◆ Esercizi e consegne ◆
1 – Secondo l'intervista, chi era il primario che cercava un giovane assistente quando l'intervistato arrivò a Lodi?
2 – Trascriva fedelmente il passo dell'intervista da «Da quanto lavora» a «per la pandemia?».

◆ Brano citato ◆
"""

Dottore, lei ha ricevuto il riconoscimento, il 2 giugno...

«Sì, un premio condiviso con tutte le persone che credono in quello che fanno e lo fanno con passione. Sono quelli che lavorano nel sistema pubblico e che danno il meglio nei momenti di difficoltà».

Da quanto lavora a Lodi?

«Ho compiuto 63 anni. Sono arrivato nell’83, appena laureato. Sapevo che il mio ex primario, il professor Guglielmo Bedarida, cercava un giovane assistente e così mi sono presentato. Da allora, fanno più di 38 anni di servizio qui. Ho riscattato i 6 anni dell’università e sono andato in pensione. Anzi, gli anni sarebbero scaduti l’anno scorso, ma poi sono rimasto».

È rimasto per la pandemia?

«Avevo già deciso prima, perché volevo terminare due studi che avevo avviato: uno studio regionale sulle reazioni avverse alla donazione di plasma in aferesi, per prevenire la comparsa dei malori e un altro per ridurre la necessità di trasfusione nei pazienti chirurgici».

Li ha terminati?

«Assolutamente no. Il 20 febbraio è successo quello che è successo, mi sono trovato nell’occhio del ciclone e i due studi sono al punto di prima. Anzi, se ne è aggiunto anche un terzo sul plasma iperimmune. È stato un anno intenso».

È cambiato quello che fa adesso, dottore, rispetto agli inizi?

"""

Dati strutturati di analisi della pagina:
"""

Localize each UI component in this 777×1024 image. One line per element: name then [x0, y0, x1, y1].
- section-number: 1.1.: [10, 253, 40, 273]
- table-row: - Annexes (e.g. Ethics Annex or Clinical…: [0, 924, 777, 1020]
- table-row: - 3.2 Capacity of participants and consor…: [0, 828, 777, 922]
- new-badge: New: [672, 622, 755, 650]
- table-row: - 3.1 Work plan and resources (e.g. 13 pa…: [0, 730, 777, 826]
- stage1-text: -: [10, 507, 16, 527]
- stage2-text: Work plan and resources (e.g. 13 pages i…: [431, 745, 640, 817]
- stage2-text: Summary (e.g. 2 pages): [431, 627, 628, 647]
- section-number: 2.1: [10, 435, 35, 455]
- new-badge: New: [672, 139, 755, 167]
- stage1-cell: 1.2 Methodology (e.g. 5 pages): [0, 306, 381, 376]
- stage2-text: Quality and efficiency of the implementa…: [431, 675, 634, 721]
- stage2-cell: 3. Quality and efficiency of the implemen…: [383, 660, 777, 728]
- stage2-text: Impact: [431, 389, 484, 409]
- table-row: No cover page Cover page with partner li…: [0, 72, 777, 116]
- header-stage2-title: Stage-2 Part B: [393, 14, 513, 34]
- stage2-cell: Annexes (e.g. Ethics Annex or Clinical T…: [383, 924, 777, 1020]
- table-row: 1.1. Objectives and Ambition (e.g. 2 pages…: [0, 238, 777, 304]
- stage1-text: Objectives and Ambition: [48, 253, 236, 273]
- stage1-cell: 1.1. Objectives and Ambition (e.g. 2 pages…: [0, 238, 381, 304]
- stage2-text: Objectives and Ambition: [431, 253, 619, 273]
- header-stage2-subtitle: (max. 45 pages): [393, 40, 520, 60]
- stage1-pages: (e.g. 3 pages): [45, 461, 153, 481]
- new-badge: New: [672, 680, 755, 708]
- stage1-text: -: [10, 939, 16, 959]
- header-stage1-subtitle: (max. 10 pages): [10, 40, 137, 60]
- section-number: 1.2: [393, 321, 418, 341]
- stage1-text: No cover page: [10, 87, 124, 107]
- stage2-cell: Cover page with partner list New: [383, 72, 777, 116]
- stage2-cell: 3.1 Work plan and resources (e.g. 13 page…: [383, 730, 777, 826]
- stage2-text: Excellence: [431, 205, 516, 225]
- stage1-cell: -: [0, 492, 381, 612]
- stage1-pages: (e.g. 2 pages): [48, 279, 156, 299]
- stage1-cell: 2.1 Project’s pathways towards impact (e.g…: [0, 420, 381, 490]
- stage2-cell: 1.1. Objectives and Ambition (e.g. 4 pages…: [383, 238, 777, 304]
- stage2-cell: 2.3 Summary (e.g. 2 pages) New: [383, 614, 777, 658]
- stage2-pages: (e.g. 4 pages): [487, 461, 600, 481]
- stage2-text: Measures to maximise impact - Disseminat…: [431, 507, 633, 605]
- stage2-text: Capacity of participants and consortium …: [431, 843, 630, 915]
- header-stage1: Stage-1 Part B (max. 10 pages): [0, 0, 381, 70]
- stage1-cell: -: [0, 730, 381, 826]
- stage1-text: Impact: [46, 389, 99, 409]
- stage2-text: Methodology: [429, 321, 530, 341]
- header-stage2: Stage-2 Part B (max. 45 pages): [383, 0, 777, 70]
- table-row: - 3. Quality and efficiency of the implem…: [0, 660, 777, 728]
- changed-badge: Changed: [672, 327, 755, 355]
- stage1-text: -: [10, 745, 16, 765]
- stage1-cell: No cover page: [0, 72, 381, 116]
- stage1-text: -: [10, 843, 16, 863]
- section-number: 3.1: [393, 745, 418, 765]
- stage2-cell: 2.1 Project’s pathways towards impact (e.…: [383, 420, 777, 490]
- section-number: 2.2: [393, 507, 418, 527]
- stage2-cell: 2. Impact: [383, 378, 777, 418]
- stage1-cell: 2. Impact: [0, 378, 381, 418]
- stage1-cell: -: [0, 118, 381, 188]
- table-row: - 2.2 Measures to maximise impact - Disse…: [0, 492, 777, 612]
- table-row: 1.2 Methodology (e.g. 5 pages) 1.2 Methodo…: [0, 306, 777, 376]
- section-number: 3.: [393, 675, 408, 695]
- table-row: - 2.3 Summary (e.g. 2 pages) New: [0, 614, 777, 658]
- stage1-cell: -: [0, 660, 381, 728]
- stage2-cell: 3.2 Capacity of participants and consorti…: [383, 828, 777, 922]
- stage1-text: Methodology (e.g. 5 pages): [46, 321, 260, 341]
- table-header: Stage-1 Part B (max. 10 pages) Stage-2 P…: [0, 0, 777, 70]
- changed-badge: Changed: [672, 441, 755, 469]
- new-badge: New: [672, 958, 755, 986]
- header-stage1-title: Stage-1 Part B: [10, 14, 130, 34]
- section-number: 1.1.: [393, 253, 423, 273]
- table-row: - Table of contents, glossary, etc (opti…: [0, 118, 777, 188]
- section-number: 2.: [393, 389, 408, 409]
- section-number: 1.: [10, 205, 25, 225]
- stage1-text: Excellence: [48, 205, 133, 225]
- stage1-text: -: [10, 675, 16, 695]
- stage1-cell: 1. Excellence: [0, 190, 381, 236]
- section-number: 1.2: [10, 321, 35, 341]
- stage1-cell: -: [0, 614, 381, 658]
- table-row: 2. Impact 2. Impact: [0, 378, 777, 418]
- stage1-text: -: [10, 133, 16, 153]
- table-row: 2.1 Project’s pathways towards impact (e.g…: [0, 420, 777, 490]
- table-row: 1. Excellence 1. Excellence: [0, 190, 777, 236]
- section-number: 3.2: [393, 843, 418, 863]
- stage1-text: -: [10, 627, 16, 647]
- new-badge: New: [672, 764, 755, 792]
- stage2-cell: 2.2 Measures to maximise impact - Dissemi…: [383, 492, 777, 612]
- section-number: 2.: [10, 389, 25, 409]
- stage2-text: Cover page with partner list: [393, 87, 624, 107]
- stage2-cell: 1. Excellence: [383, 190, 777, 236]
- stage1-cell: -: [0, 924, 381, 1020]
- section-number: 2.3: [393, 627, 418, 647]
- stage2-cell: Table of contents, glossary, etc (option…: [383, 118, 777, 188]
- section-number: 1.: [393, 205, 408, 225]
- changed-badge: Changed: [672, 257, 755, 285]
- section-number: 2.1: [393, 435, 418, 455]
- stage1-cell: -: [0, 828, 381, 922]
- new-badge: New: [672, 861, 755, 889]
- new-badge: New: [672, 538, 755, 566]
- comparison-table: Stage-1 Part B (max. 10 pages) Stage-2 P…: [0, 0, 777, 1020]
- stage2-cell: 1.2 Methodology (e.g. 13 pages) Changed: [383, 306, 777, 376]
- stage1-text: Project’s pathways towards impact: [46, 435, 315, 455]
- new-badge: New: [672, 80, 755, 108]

"""

◆ Soluzioni per numero ◆
1 – Il professor Guglielmo Bedarida.

2 –
Da quanto lavora a Lodi?

«Ho compiuto 63 anni. Sono arrivato nell’83, appena laureato. Sapevo che il mio ex primario, il professor Guglielmo Bedarida, cercava un giovane assistente e così mi sono presentato. Da allora, fanno più di 38 anni di servizio qui. Ho riscattato i 6 anni dell’università e sono andato in pensione. Anzi, gli anni sarebbero scaduti l’anno scorso, ma poi sono rimasto».

È rimasto per la pandemia?